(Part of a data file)
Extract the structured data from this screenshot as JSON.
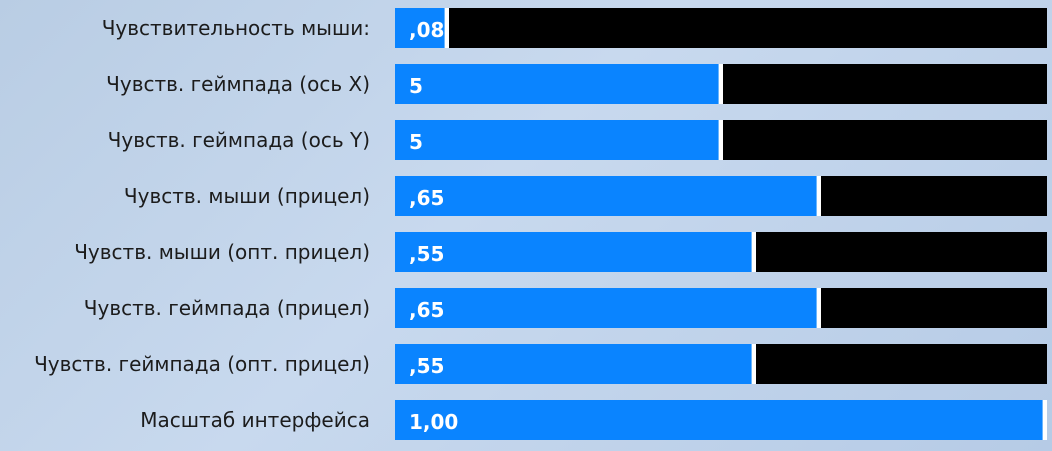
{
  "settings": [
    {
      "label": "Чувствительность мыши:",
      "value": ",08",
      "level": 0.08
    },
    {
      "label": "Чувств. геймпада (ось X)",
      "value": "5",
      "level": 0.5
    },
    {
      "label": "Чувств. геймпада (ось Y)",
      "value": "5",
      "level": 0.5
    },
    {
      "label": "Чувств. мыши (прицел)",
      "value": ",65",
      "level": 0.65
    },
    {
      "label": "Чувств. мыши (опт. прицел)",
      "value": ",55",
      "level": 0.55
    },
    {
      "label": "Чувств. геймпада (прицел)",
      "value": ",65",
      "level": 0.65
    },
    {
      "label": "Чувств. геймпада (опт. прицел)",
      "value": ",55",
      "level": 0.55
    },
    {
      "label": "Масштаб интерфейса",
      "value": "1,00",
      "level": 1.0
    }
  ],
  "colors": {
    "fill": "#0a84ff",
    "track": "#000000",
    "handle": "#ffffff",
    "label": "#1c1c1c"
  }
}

_Instruction_.
Which lines of the material contain the string "геймпада"? List each of them.

_Written solution_.
      "label": "Чувств. геймпада (ось X)",
      "label": "Чувств. геймпада (ось Y)",
      "label": "Чувств. геймпада (прицел)",
      "label": "Чувств. геймпада (опт. прицел)",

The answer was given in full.